Copy out all the data, word for word.

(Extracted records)
--- start ---
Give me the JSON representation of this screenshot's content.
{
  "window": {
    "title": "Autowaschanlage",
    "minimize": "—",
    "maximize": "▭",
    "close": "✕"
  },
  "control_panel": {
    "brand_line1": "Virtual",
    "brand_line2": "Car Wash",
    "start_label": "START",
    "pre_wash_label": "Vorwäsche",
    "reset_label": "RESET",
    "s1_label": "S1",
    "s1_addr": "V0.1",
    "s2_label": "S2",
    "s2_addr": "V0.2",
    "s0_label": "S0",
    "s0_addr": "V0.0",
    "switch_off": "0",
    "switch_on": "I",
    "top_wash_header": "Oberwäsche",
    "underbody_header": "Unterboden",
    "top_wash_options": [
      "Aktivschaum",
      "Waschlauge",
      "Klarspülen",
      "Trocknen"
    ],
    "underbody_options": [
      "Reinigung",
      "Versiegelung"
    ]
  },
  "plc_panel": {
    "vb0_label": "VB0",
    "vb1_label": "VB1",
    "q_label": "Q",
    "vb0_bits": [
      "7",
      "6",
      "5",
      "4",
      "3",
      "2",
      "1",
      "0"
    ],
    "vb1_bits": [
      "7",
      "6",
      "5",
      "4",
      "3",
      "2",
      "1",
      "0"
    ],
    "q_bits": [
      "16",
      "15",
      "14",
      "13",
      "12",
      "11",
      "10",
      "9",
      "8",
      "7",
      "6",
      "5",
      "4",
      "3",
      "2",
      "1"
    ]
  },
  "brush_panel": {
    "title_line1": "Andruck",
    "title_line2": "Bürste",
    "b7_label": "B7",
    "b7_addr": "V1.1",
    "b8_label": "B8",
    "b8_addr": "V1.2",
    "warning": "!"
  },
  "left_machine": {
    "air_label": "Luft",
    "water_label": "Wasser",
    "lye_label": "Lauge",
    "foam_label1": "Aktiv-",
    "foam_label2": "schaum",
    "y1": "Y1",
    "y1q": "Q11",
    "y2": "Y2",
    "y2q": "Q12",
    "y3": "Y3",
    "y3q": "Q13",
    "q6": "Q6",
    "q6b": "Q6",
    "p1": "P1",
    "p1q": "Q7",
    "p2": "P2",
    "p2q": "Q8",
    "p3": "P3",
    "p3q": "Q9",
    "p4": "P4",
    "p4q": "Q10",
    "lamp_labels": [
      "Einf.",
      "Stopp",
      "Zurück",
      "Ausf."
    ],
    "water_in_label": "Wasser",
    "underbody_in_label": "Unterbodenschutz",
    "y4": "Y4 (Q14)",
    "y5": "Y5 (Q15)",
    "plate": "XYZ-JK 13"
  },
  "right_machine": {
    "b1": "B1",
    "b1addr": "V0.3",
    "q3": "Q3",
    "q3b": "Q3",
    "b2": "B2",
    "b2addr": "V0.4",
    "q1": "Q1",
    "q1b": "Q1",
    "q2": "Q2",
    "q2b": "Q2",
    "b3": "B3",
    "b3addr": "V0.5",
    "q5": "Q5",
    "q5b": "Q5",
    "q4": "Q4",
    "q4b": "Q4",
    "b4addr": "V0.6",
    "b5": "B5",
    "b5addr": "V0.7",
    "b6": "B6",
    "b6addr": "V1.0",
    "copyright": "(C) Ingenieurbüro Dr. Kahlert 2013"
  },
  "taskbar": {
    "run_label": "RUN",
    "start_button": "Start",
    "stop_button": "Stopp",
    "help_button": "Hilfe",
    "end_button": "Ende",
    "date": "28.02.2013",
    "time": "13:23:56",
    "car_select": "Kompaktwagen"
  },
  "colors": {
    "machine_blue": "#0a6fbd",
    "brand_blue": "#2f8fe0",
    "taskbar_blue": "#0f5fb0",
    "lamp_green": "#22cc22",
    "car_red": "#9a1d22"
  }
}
--- end ---
Written reply →
Give me the JSON representation of this screenshot's content.
{
  "window": {
    "title": "Autowaschanlage",
    "minimize": "—",
    "maximize": "▭",
    "close": "✕"
  },
  "control_panel": {
    "brand_line1": "Virtual",
    "brand_line2": "Car Wash",
    "start_label": "START",
    "pre_wash_label": "Vorwäsche",
    "reset_label": "RESET",
    "s1_label": "S1",
    "s1_addr": "V0.1",
    "s2_label": "S2",
    "s2_addr": "V0.2",
    "s0_label": "S0",
    "s0_addr": "V0.0",
    "switch_off": "0",
    "switch_on": "I",
    "top_wash_header": "Oberwäsche",
    "underbody_header": "Unterboden",
    "top_wash_options": [
      "Aktivschaum",
      "Waschlauge",
      "Klarspülen",
      "Trocknen"
    ],
    "underbody_options": [
      "Reinigung",
      "Versiegelung"
    ]
  },
  "plc_panel": {
    "vb0_label": "VB0",
    "vb1_label": "VB1",
    "q_label": "Q",
    "vb0_bits": [
      "7",
      "6",
      "5",
      "4",
      "3",
      "2",
      "1",
      "0"
    ],
    "vb1_bits": [
      "7",
      "6",
      "5",
      "4",
      "3",
      "2",
      "1",
      "0"
    ],
    "q_bits": [
      "16",
      "15",
      "14",
      "13",
      "12",
      "11",
      "10",
      "9",
      "8",
      "7",
      "6",
      "5",
      "4",
      "3",
      "2",
      "1"
    ]
  },
  "brush_panel": {
    "title_line1": "Andruck",
    "title_line2": "Bürste",
    "b7_label": "B7",
    "b7_addr": "V1.1",
    "b8_label": "B8",
    "b8_addr": "V1.2",
    "warning": "!"
  },
  "left_machine": {
    "air_label": "Luft",
    "water_label": "Wasser",
    "lye_label": "Lauge",
    "foam_label1": "Aktiv-",
    "foam_label2": "schaum",
    "y1": "Y1",
    "y1q": "Q11",
    "y2": "Y2",
    "y2q": "Q12",
    "y3": "Y3",
    "y3q": "Q13",
    "q6": "Q6",
    "q6b": "Q6",
    "p1": "P1",
    "p1q": "Q7",
    "p2": "P2",
    "p2q": "Q8",
    "p3": "P3",
    "p3q": "Q9",
    "p4": "P4",
    "p4q": "Q10",
    "lamp_labels": [
      "Einf.",
      "Stopp",
      "Zurück",
      "Ausf."
    ],
    "water_in_label": "Wasser",
    "underbody_in_label": "Unterbodenschutz",
    "y4": "Y4 (Q14)",
    "y5": "Y5 (Q15)",
    "plate": "XYZ-JK 13"
  },
  "right_machine": {
    "b1": "B1",
    "b1addr": "V0.3",
    "q3": "Q3",
    "q3b": "Q3",
    "b2": "B2",
    "b2addr": "V0.4",
    "q1": "Q1",
    "q1b": "Q1",
    "q2": "Q2",
    "q2b": "Q2",
    "b3": "B3",
    "b3addr": "V0.5",
    "q5": "Q5",
    "q5b": "Q5",
    "q4": "Q4",
    "q4b": "Q4",
    "b4addr": "V0.6",
    "b5": "B5",
    "b5addr": "V0.7",
    "b6": "B6",
    "b6addr": "V1.0",
    "copyright": "(C) Ingenieurbüro Dr. Kahlert 2013"
  },
  "taskbar": {
    "run_label": "RUN",
    "start_button": "Start",
    "stop_button": "Stopp",
    "help_button": "Hilfe",
    "end_button": "Ende",
    "date": "28.02.2013",
    "time": "13:23:56",
    "car_select": "Kompaktwagen"
  },
  "colors": {
    "machine_blue": "#0a6fbd",
    "brand_blue": "#2f8fe0",
    "taskbar_blue": "#0f5fb0",
    "lamp_green": "#22cc22",
    "car_red": "#9a1d22"
  }
}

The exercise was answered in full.